Supplied records:
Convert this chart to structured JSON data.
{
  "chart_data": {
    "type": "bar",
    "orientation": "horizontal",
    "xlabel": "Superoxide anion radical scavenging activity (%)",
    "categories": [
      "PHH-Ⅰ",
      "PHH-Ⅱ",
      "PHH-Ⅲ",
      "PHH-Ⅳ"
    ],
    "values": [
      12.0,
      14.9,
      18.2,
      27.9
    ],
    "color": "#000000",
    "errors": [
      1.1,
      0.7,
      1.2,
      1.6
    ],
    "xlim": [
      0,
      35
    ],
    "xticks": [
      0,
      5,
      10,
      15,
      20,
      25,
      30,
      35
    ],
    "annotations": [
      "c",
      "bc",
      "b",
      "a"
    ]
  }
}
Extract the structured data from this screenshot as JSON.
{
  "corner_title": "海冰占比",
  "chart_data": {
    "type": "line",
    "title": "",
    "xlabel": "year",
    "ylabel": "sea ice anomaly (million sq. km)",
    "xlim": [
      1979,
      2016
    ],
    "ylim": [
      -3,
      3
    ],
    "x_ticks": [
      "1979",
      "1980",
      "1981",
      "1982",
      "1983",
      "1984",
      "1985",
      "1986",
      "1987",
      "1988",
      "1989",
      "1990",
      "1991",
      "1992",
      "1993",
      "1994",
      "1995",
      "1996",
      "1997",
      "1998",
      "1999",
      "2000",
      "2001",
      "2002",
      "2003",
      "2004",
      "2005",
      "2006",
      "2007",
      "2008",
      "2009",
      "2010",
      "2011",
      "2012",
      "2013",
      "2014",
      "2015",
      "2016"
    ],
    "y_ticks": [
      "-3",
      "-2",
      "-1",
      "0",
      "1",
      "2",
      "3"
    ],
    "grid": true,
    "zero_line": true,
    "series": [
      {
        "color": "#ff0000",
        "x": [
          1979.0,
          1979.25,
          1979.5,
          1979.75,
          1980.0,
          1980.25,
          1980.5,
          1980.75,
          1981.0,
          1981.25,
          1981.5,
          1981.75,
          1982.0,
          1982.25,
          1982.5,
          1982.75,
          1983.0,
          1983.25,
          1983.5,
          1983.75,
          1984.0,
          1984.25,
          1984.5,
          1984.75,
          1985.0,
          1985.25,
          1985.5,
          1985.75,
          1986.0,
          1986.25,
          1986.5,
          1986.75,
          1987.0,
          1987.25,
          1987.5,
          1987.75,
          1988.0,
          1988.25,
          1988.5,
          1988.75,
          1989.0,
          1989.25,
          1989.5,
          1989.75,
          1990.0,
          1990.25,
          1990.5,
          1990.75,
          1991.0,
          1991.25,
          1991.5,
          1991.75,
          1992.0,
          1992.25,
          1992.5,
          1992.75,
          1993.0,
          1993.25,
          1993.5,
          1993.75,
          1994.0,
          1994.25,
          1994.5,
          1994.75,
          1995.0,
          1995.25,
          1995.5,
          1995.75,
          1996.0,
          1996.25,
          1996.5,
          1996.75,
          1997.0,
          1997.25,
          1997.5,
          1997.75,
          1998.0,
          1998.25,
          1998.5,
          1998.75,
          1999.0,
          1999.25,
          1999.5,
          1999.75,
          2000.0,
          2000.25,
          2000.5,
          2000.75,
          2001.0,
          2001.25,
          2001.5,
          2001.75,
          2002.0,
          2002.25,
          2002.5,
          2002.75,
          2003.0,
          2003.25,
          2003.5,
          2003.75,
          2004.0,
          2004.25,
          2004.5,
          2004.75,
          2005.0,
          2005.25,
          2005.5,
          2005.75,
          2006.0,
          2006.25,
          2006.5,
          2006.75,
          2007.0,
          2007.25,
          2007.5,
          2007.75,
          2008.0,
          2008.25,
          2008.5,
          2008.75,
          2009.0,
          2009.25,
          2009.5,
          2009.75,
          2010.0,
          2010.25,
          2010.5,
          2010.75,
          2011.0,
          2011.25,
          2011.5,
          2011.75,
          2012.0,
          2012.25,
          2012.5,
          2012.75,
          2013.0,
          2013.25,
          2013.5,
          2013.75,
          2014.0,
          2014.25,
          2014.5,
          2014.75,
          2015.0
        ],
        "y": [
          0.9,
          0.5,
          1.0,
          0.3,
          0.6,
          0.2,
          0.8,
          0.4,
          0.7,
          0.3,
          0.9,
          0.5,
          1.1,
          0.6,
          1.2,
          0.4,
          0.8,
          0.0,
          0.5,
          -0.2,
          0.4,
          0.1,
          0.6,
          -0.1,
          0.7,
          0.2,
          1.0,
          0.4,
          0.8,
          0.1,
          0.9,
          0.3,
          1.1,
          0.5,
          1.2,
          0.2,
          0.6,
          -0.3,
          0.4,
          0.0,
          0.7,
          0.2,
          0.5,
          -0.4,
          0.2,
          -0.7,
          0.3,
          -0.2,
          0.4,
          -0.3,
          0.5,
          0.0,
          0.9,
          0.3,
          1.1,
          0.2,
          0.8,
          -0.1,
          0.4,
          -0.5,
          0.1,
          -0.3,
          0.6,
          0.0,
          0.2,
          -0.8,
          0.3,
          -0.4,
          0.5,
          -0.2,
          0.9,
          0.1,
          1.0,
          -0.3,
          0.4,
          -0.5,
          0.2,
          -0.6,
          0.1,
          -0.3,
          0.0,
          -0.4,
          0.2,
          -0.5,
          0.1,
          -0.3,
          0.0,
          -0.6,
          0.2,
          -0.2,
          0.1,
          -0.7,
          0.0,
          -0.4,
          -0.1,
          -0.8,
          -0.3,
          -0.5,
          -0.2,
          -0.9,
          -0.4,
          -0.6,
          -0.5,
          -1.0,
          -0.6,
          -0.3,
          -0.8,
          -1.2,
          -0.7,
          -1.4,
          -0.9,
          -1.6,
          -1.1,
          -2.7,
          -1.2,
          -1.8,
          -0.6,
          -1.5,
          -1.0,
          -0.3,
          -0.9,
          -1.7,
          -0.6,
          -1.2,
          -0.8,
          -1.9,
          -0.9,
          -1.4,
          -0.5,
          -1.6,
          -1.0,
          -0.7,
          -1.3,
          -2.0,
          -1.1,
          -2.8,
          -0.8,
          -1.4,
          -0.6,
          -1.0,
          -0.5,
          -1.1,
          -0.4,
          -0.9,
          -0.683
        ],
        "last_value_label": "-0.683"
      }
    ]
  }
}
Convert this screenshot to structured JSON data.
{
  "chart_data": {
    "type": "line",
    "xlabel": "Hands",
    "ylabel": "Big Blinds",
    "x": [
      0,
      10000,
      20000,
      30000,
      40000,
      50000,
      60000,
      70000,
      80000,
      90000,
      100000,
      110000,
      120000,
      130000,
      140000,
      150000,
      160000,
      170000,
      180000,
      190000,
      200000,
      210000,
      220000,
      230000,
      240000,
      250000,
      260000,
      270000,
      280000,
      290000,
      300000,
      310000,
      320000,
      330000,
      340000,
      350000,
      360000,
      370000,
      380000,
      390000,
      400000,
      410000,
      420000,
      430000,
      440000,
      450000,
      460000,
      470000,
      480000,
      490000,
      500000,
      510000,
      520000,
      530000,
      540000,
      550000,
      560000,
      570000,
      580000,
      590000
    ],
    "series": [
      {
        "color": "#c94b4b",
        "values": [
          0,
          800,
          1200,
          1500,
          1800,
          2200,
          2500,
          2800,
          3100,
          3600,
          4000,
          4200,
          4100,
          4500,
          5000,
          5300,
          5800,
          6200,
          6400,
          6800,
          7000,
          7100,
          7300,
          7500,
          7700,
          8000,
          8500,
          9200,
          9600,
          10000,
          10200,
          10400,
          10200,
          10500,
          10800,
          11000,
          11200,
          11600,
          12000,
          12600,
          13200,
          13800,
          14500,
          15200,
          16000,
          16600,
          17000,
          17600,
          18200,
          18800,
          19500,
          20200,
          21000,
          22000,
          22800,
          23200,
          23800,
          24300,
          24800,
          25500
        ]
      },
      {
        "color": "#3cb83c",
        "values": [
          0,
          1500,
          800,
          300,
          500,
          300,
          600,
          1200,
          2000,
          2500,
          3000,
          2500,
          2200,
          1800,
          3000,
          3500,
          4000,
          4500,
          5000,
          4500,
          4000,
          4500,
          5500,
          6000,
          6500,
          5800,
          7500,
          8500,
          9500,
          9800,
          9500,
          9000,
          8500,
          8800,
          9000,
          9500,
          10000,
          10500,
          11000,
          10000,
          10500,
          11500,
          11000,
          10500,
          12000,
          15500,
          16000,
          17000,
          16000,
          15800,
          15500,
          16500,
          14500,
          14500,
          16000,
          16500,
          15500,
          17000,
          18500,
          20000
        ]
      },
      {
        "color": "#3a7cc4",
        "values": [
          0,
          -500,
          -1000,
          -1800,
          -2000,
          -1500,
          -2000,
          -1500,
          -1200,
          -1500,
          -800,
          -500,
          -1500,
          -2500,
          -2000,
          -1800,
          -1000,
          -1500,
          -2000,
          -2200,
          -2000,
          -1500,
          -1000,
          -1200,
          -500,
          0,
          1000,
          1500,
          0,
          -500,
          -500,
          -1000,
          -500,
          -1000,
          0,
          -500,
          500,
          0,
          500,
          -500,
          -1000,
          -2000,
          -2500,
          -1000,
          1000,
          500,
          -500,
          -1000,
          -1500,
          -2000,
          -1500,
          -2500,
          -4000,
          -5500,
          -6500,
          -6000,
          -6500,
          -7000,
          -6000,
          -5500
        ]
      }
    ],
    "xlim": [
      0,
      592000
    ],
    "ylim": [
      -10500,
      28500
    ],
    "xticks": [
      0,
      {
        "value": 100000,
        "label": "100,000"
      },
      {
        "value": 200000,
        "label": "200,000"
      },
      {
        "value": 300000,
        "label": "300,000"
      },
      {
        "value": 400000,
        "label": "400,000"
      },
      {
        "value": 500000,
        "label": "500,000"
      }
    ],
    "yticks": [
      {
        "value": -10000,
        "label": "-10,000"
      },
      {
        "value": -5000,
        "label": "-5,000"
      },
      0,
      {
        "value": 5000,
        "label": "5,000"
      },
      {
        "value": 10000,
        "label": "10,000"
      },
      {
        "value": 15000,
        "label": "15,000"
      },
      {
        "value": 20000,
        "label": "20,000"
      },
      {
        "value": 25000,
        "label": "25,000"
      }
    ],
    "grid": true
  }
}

Directions:
Give a single number: the count of lines above that include the word "xlabel".

Problem solution:
3